Do this — Look through the material below, count the lines containing the word "their", and state only the count.
* BEGIN Records provided *
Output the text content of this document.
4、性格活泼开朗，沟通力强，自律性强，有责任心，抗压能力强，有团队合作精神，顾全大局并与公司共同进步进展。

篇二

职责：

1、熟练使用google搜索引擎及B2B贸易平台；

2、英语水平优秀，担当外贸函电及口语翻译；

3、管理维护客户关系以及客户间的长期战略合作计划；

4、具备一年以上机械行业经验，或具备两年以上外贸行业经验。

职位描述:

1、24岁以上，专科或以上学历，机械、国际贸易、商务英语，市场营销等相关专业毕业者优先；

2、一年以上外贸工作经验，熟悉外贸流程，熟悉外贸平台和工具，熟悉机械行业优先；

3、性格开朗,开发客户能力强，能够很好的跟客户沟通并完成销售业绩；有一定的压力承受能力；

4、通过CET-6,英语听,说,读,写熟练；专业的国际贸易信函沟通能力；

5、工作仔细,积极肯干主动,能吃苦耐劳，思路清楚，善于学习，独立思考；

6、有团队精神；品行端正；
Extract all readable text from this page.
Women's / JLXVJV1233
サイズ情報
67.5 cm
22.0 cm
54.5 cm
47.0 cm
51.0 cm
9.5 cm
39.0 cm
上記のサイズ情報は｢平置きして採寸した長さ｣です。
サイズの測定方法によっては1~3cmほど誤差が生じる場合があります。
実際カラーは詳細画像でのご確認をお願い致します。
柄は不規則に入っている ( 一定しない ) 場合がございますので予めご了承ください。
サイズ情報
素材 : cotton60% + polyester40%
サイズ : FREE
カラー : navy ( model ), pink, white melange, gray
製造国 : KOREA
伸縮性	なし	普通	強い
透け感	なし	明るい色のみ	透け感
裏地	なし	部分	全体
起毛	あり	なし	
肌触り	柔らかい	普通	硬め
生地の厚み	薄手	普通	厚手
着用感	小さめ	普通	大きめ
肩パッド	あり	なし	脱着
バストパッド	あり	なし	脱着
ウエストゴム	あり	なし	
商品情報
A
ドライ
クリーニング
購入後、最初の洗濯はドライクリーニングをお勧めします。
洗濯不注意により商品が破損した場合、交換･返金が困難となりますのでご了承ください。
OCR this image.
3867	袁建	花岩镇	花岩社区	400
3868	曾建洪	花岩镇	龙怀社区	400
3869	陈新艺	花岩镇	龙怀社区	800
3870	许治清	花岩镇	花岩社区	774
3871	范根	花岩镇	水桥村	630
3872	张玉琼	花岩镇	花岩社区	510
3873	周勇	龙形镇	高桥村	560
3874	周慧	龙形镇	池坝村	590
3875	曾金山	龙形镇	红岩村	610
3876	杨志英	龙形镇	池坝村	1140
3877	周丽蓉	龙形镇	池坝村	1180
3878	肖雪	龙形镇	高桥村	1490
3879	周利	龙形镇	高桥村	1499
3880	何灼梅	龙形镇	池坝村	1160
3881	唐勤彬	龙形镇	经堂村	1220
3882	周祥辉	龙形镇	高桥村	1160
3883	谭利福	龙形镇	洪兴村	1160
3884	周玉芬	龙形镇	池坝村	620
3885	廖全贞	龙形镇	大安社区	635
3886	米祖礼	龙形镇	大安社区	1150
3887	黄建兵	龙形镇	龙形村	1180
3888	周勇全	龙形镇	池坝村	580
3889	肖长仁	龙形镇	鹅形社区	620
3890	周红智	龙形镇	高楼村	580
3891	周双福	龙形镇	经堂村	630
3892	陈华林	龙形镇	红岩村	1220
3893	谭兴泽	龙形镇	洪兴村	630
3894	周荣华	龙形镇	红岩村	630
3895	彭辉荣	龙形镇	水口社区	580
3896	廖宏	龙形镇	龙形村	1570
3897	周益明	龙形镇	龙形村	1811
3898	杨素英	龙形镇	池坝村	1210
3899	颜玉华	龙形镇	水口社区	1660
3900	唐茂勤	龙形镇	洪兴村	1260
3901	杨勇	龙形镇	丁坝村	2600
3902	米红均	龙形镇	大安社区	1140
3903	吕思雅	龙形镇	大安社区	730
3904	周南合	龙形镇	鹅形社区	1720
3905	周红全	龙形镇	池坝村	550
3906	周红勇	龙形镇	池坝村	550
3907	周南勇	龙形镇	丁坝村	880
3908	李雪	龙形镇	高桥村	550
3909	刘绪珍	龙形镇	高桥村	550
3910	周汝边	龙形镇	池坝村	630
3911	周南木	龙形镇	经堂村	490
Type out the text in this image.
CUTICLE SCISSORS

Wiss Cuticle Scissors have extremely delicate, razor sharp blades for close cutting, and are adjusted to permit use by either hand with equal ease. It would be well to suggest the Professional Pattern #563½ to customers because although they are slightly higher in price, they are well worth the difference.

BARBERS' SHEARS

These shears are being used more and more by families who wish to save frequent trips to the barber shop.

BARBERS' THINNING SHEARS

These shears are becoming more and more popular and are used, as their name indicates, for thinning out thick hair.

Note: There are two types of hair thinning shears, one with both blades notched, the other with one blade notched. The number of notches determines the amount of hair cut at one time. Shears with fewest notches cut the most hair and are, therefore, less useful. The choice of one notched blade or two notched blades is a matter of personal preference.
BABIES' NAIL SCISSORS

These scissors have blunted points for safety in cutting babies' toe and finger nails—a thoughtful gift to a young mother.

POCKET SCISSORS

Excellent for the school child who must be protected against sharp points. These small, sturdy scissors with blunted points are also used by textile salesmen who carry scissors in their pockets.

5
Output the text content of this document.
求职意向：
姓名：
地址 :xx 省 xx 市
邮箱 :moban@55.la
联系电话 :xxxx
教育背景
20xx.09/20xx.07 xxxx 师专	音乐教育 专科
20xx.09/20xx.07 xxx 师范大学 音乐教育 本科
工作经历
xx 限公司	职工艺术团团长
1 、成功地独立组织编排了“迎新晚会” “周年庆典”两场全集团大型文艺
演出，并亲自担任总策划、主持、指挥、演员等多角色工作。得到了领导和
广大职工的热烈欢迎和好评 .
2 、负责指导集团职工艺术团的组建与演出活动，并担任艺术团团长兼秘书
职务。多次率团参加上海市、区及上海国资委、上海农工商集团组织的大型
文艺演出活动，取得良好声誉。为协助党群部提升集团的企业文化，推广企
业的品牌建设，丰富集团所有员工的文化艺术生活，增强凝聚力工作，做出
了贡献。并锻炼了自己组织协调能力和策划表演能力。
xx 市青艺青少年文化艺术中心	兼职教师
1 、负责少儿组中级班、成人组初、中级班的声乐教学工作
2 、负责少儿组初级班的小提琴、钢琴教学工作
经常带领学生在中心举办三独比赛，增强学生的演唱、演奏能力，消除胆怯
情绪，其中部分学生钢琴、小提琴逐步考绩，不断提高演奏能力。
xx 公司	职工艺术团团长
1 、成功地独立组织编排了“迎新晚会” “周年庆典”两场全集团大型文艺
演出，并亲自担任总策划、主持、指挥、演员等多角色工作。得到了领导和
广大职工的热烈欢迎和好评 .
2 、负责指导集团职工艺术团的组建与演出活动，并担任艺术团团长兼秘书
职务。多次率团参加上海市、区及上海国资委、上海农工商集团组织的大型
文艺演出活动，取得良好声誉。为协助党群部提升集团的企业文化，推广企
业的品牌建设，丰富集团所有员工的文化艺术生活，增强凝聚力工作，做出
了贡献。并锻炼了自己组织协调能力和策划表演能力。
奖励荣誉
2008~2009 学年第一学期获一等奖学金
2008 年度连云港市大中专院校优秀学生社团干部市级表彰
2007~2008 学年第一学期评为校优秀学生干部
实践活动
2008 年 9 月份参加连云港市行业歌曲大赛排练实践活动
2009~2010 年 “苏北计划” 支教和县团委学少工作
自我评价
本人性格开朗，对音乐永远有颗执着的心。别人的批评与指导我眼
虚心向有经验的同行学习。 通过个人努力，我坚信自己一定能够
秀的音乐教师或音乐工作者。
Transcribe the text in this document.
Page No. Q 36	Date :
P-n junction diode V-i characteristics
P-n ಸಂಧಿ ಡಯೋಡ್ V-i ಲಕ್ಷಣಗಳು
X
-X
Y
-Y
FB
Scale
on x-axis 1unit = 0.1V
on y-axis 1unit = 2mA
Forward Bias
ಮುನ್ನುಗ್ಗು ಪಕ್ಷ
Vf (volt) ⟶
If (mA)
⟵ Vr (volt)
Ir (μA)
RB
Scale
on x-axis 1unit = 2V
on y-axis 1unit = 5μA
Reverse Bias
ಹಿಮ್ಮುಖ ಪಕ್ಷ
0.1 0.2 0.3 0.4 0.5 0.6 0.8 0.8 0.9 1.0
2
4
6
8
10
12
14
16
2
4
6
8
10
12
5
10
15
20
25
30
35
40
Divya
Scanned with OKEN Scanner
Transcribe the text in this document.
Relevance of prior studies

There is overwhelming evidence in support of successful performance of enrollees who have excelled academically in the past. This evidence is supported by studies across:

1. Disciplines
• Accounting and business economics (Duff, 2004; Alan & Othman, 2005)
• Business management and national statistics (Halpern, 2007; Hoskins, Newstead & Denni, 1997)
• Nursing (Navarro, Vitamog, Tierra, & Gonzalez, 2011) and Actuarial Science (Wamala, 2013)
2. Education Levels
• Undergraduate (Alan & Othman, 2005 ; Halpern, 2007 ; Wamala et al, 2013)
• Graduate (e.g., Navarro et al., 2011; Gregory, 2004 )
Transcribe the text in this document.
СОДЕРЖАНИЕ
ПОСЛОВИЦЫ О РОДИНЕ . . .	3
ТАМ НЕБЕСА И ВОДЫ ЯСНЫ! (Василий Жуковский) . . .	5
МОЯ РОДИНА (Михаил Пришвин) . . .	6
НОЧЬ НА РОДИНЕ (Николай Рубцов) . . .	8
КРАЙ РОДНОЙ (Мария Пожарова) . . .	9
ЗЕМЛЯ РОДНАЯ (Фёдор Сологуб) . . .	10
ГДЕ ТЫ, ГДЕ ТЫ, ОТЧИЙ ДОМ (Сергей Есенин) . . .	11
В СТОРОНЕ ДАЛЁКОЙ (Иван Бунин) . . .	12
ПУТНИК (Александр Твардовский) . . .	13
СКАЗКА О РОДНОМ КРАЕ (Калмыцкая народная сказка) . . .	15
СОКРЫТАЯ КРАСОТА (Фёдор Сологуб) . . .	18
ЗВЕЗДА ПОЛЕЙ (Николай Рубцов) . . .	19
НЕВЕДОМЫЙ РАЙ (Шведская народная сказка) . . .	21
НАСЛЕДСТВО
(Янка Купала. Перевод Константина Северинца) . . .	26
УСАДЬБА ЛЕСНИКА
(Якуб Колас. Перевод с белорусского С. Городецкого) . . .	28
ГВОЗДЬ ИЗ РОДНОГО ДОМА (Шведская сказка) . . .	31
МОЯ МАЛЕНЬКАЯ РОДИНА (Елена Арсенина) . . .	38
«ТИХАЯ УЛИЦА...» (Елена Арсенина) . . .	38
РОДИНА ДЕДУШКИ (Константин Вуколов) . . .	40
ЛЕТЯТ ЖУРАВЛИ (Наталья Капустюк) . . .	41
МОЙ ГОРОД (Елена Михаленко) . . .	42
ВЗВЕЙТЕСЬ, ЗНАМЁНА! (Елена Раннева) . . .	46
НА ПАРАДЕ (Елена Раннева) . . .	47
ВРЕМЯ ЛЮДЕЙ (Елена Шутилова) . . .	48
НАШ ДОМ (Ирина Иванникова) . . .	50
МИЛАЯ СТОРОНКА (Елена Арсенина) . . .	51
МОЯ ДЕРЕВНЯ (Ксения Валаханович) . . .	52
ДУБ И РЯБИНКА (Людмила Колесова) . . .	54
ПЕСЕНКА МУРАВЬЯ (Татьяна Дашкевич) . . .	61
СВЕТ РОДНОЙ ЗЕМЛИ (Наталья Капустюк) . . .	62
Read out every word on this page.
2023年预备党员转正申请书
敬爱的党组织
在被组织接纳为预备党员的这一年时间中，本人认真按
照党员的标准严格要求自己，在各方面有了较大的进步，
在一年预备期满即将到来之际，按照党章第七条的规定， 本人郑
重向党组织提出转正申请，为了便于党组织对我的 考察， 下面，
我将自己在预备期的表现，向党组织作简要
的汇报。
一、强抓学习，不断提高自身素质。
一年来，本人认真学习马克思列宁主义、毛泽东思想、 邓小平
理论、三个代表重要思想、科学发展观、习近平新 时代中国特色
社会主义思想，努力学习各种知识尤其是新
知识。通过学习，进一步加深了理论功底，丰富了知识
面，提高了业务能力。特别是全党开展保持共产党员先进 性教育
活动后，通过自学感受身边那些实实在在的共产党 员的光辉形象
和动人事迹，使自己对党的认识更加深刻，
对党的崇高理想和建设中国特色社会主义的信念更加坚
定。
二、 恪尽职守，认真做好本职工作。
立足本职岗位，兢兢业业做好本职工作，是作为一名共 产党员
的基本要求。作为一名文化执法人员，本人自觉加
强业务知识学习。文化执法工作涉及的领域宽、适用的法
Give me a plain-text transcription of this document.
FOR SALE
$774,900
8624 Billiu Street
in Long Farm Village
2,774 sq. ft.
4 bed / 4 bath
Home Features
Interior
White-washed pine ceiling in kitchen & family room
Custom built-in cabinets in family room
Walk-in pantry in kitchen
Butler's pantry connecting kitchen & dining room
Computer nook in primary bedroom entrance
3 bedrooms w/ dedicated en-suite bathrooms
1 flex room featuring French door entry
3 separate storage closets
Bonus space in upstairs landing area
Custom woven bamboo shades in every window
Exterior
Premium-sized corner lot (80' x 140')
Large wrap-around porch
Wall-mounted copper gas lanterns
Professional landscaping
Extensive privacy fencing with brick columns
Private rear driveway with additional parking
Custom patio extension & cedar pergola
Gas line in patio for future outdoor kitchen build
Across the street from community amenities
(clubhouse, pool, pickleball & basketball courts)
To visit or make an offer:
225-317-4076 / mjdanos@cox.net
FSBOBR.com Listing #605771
* END Records provided *
Result — 2